• What the exercise asks: Every record here should be printed again exactly.

• Input for this task:
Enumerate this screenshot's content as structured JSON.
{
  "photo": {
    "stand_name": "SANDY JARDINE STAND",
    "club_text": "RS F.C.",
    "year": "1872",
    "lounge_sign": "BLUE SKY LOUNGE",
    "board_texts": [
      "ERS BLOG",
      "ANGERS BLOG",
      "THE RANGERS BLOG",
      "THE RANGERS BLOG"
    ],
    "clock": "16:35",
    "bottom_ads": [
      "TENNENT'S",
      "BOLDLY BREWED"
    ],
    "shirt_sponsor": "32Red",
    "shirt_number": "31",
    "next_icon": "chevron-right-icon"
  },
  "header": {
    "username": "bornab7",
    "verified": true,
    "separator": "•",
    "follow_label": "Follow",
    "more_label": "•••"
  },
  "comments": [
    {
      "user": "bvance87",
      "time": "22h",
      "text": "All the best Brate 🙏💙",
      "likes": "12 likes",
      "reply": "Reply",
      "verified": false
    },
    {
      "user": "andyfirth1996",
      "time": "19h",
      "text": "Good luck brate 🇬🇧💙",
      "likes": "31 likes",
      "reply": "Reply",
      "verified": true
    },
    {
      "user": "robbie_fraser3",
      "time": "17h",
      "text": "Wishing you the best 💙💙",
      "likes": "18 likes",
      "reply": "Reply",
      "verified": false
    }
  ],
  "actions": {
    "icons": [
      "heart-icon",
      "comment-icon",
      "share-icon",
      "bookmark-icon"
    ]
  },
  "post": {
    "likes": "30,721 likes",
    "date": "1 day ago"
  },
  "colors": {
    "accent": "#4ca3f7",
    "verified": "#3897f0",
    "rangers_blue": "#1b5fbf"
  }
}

• The reply:
Enumerate this screenshot's content as structured JSON.
{
  "photo": {
    "stand_name": "SANDY JARDINE STAND",
    "club_text": "RS F.C.",
    "year": "1872",
    "lounge_sign": "BLUE SKY LOUNGE",
    "board_texts": [
      "ERS BLOG",
      "ANGERS BLOG",
      "THE RANGERS BLOG",
      "THE RANGERS BLOG"
    ],
    "clock": "16:35",
    "bottom_ads": [
      "TENNENT'S",
      "BOLDLY BREWED"
    ],
    "shirt_sponsor": "32Red",
    "shirt_number": "31",
    "next_icon": "chevron-right-icon"
  },
  "header": {
    "username": "bornab7",
    "verified": true,
    "separator": "•",
    "follow_label": "Follow",
    "more_label": "•••"
  },
  "comments": [
    {
      "user": "bvance87",
      "time": "22h",
      "text": "All the best Brate 🙏💙",
      "likes": "12 likes",
      "reply": "Reply",
      "verified": false
    },
    {
      "user": "andyfirth1996",
      "time": "19h",
      "text": "Good luck brate 🇬🇧💙",
      "likes": "31 likes",
      "reply": "Reply",
      "verified": true
    },
    {
      "user": "robbie_fraser3",
      "time": "17h",
      "text": "Wishing you the best 💙💙",
      "likes": "18 likes",
      "reply": "Reply",
      "verified": false
    }
  ],
  "actions": {
    "icons": [
      "heart-icon",
      "comment-icon",
      "share-icon",
      "bookmark-icon"
    ]
  },
  "post": {
    "likes": "30,721 likes",
    "date": "1 day ago"
  },
  "colors": {
    "accent": "#4ca3f7",
    "verified": "#3897f0",
    "rangers_blue": "#1b5fbf"
  }
}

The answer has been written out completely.